[WHAT IS EXPECTED]: Each line that contains the word "name" is to be copied from the records below.

^^^^

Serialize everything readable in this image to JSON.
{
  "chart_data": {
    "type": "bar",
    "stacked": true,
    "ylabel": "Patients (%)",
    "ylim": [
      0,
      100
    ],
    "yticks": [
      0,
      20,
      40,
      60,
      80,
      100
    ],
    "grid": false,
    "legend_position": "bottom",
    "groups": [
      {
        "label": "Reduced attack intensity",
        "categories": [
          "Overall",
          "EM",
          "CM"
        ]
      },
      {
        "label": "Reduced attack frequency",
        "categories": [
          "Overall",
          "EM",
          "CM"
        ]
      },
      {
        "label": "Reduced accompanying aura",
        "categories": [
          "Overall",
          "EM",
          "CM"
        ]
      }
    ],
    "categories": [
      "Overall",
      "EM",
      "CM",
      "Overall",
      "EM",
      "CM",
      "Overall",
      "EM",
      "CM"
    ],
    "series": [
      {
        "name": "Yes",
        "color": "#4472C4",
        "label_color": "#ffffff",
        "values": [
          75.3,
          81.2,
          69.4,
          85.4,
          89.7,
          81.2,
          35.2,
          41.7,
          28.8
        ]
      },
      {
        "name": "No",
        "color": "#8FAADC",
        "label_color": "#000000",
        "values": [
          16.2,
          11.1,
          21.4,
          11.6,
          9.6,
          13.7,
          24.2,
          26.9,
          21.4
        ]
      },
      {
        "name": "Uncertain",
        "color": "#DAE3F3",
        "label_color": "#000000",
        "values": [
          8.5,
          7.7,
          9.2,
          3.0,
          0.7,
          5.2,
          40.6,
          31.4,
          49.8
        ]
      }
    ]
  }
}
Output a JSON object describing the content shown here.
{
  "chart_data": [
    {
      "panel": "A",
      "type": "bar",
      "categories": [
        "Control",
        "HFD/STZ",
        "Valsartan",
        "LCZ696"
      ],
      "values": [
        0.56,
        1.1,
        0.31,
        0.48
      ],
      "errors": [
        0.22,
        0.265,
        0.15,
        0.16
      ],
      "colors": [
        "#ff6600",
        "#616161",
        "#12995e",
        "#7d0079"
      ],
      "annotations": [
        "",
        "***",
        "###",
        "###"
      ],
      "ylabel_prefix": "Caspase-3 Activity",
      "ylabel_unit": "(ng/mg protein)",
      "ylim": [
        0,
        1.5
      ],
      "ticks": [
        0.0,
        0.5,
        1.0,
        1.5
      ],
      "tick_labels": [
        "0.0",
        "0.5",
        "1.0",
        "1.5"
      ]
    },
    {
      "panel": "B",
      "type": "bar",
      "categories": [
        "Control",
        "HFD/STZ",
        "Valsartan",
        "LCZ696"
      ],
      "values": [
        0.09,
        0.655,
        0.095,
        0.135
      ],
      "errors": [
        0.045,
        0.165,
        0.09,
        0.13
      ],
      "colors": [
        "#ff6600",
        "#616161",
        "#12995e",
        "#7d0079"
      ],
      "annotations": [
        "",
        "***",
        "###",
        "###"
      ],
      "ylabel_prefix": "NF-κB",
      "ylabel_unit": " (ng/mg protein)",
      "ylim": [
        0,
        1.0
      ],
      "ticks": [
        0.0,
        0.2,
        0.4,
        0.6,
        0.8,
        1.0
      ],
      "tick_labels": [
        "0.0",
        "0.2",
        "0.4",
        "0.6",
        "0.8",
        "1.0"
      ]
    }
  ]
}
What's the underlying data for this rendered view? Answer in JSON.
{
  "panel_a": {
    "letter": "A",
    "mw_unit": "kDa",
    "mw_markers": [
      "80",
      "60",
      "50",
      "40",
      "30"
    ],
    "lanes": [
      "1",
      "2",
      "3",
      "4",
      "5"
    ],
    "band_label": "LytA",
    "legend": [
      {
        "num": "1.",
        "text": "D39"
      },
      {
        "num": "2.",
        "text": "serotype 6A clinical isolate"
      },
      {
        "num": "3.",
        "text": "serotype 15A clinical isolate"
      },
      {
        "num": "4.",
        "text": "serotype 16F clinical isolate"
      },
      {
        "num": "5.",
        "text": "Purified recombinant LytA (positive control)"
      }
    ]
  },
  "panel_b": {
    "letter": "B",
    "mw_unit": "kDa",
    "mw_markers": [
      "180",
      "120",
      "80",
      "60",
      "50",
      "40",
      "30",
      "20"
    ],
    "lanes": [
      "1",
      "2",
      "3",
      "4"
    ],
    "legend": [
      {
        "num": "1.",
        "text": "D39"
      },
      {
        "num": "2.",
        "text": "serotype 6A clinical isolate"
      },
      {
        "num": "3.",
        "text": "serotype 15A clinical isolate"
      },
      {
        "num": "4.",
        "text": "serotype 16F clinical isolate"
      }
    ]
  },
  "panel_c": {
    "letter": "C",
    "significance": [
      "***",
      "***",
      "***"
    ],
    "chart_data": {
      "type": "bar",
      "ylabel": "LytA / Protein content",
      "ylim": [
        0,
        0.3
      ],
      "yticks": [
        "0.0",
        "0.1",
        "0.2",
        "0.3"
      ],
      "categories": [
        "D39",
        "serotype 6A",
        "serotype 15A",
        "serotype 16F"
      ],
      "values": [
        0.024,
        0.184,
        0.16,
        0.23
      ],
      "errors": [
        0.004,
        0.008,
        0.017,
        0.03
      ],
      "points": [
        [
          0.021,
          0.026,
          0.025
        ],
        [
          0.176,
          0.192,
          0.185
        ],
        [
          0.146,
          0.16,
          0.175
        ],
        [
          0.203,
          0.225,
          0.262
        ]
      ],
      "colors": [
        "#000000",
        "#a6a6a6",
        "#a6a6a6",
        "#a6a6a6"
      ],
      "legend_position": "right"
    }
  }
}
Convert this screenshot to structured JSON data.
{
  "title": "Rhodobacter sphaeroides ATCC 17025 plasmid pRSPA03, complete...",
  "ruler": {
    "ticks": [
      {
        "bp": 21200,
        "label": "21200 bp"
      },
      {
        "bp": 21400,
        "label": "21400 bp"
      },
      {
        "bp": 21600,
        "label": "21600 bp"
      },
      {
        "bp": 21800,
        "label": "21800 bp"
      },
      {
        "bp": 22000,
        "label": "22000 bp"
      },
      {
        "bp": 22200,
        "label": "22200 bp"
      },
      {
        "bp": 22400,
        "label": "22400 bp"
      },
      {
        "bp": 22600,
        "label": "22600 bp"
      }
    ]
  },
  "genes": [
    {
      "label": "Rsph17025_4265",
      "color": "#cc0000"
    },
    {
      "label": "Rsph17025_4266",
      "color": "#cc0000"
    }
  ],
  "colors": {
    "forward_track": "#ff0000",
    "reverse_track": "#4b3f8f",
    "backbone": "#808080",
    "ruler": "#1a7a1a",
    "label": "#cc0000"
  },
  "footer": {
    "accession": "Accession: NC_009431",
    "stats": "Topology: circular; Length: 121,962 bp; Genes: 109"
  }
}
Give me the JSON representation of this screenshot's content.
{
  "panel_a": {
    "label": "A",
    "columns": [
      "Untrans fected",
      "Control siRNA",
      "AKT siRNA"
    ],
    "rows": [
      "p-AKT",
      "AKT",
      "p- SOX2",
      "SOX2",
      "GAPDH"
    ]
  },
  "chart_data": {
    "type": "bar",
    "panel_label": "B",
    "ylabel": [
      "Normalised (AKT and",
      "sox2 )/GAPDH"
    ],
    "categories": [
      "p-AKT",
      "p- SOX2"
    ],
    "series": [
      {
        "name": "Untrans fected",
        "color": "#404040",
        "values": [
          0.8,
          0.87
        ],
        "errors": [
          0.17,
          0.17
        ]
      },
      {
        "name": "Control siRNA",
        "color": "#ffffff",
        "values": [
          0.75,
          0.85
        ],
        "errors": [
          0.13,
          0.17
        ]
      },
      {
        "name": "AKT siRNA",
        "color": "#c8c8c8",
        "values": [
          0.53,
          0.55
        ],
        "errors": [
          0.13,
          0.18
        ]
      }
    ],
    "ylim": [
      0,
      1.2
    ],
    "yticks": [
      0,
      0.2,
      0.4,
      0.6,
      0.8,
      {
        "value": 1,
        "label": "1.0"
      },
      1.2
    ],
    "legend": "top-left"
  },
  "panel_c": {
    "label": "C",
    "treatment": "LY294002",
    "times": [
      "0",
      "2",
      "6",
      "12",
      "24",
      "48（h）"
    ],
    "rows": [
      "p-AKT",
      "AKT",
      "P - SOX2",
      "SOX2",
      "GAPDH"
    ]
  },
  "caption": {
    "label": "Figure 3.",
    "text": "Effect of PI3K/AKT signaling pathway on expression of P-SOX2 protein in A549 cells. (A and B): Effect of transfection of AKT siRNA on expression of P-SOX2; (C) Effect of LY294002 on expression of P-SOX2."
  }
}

^^^^

[EXERCISE ANSWER]:
        "name": "Yes",
        "name": "No",
        "name": "Uncertain",
        "name": "Untrans fected",
        "name": "Control siRNA",
        "name": "AKT siRNA",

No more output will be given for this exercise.